> **TEKS YANG DISEDIAKAN**
TIBA DI VENEZUELA: Ketua Umum Jaringan Media Siber Indonesia (JMSI) yang juga CEO RMOL Network Teguh Santosa. tiba di Venezuela kemarin. Teguh menjadi salah satu dari enam pemantau internasional dari Indonesia
CARACAS — Pada tanggal 21 November mendatang Republik Bolivarian Venezuela akan kembali menggelar pemilihan umum. Ini adalah Pemilu ke-29 yang dilaksanakan dalam 22 tahun terakhir sejak reformasi politik besar-besaran yang dilakukan Hugo Chavez pada 1999.
Di dalam Pemilu 21N ini rakyat Venezuela akan memilih 23 gubernur negara bagian, 2.471 anggota lembaga legislatif di ke-23 negara bagian, 335 walikota, dan 253 legislator yang mewakili ke-23 negara bagian yang jumlah untuk setiap negara bagian ditentukan dari jumlah populasi negara bagian.
Dua pemilu terakhir yang digelar Venezuela adalah pemilihan presiden di bulan Mei 2018 dan pemilihan anggota Majelis Nasional pada Desember 2020.
Dalam Pilpres 2018, Nicolas Maduro berhasil mempertahankan kekuasannya sebagai presiden setelah mengalahkan dua kandidat utama lainnya, yakni Henri Falcon dari Partai Avanzada Progresista dan Javier Bertucci dari Partai El Cambio.
Suasana tim monitoring kampanye Pemilu 21N di kantor Dewan Pemilihan Nasional (CNE) Venezuela
Dua kandidat lain dalam Pilpres 2018 adalah Reinaldo Quijada dan Luis Alejandro Ratti. Keduanya tidak memperoleh suara yang signifikan.

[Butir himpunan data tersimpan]
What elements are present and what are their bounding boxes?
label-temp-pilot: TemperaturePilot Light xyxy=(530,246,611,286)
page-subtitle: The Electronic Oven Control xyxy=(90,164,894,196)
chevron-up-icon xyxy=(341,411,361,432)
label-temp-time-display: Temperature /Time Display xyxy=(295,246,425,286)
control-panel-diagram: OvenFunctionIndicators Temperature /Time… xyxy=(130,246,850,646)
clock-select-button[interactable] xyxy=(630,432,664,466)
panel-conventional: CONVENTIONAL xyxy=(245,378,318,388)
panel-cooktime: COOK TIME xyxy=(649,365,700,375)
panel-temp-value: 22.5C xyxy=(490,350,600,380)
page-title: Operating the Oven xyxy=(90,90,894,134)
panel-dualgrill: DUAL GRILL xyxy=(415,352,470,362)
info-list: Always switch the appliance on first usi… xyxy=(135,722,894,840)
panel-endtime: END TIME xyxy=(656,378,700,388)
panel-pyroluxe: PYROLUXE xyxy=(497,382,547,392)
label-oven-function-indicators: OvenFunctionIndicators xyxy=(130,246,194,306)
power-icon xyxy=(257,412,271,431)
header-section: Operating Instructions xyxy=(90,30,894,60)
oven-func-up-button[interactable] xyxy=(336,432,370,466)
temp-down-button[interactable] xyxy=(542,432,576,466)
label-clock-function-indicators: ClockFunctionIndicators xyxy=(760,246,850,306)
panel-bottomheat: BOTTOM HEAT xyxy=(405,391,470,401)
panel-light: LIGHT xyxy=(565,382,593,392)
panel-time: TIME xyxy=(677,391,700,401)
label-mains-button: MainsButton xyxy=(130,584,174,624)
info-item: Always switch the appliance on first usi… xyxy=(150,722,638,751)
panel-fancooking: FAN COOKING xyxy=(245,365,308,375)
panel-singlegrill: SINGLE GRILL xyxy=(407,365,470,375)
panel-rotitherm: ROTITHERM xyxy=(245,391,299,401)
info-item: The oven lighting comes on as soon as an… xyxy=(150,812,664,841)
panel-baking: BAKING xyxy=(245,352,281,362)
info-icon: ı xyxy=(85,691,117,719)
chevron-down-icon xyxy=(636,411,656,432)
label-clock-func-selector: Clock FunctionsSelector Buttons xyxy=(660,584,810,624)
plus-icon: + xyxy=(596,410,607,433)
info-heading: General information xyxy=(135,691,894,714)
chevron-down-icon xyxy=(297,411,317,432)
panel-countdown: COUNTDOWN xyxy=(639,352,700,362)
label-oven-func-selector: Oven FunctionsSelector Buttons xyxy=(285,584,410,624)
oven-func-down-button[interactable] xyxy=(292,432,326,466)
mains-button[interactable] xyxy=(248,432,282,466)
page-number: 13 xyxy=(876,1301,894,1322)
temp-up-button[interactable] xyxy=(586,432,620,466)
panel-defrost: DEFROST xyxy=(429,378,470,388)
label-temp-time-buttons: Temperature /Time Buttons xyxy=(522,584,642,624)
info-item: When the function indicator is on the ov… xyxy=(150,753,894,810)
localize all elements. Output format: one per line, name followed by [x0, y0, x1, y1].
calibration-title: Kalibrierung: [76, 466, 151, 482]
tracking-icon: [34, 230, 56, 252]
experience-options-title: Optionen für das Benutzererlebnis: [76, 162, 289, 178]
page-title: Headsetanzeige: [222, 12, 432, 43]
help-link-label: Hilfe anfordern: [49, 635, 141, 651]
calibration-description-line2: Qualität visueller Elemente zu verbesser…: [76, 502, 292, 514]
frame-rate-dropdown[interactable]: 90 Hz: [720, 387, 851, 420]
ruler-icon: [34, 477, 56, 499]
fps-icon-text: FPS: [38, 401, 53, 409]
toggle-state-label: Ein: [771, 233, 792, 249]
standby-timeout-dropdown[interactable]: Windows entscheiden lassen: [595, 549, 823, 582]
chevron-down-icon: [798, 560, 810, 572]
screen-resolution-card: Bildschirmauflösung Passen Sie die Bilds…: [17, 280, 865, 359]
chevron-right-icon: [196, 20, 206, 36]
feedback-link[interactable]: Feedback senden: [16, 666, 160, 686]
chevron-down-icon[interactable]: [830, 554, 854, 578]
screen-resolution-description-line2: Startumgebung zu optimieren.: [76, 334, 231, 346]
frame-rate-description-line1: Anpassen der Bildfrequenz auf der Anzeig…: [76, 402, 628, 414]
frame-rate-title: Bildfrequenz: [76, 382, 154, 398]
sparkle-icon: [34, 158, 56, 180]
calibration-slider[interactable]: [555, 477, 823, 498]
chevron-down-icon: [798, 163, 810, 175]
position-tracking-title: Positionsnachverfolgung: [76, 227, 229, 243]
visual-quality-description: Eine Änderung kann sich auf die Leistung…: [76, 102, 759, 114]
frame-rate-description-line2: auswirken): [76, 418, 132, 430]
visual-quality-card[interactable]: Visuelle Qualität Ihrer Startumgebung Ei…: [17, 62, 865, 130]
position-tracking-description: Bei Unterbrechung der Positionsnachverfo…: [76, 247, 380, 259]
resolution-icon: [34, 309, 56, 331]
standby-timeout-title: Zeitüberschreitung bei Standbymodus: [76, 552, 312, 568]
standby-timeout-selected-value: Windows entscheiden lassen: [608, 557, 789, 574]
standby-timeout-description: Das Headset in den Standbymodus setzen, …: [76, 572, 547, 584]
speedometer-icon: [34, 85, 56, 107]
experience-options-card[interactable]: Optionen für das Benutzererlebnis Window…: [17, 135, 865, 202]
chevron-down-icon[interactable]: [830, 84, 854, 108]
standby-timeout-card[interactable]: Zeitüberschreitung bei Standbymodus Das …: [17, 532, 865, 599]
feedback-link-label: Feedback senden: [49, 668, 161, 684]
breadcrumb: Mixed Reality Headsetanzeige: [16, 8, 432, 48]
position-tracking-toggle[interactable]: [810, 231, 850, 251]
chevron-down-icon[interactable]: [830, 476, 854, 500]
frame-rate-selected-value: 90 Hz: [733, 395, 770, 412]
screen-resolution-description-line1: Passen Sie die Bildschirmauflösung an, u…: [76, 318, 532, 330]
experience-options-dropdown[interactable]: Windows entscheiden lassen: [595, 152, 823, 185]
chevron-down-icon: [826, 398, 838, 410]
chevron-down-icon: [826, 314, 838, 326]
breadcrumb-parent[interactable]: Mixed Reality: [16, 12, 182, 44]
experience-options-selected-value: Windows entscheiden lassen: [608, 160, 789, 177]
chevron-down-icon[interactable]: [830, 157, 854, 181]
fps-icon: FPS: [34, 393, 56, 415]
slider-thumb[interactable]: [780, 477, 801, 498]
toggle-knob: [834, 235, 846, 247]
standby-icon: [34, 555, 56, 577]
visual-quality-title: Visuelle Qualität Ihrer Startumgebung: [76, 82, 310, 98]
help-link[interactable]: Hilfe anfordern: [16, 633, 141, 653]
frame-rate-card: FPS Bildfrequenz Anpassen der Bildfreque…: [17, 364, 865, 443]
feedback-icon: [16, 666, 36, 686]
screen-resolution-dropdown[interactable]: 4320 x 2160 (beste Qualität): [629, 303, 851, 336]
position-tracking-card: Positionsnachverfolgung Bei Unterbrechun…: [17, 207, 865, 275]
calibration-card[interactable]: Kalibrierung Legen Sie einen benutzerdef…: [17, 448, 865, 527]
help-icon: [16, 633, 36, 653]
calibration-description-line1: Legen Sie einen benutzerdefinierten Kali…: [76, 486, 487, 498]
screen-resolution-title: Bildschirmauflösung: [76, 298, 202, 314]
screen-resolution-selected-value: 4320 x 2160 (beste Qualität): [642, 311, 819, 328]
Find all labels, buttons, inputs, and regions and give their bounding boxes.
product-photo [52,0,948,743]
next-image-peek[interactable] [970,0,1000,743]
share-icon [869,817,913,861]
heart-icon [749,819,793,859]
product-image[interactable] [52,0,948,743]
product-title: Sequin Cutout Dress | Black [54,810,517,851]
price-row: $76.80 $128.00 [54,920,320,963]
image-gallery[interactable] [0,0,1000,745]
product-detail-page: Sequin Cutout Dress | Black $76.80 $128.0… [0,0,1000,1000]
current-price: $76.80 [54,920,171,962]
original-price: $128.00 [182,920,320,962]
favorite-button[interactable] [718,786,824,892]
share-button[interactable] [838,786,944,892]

> **TINDAKAN YANG DIPERLUKAN 1**
Ketik ulang bagian teks tentang pemilu Venezuela di atas antara "Dua pemilu terakhir" dan "Partai El Cambio.", termasuk kedua bagian tersebut.
> **TINDAKAN YANG DIPERLUKAN 2**
Sebutkan semua kandidat Pilpres Venezuela 2018 yang namanya tercantum dalam teks tentang pemilu Venezuela.

> **KELUARAN YANG DIHARAPKAN 1**
Dua pemilu terakhir yang digelar Venezuela adalah pemilihan presiden di bulan Mei 2018 dan pemilihan anggota Majelis Nasional pada Desember 2020.
Dalam Pilpres 2018, Nicolas Maduro berhasil mempertahankan kekuasannya sebagai presiden setelah mengalahkan dua kandidat utama lainnya, yakni Henri Falcon dari Partai Avanzada Progresista dan Javier Bertucci dari Partai El Cambio.

> **KELUARAN YANG DIHARAPKAN 2**
Nicolas Maduro
Henri Falcon
Javier Bertucci
Reinaldo Quijada
Luis Alejandro Ratti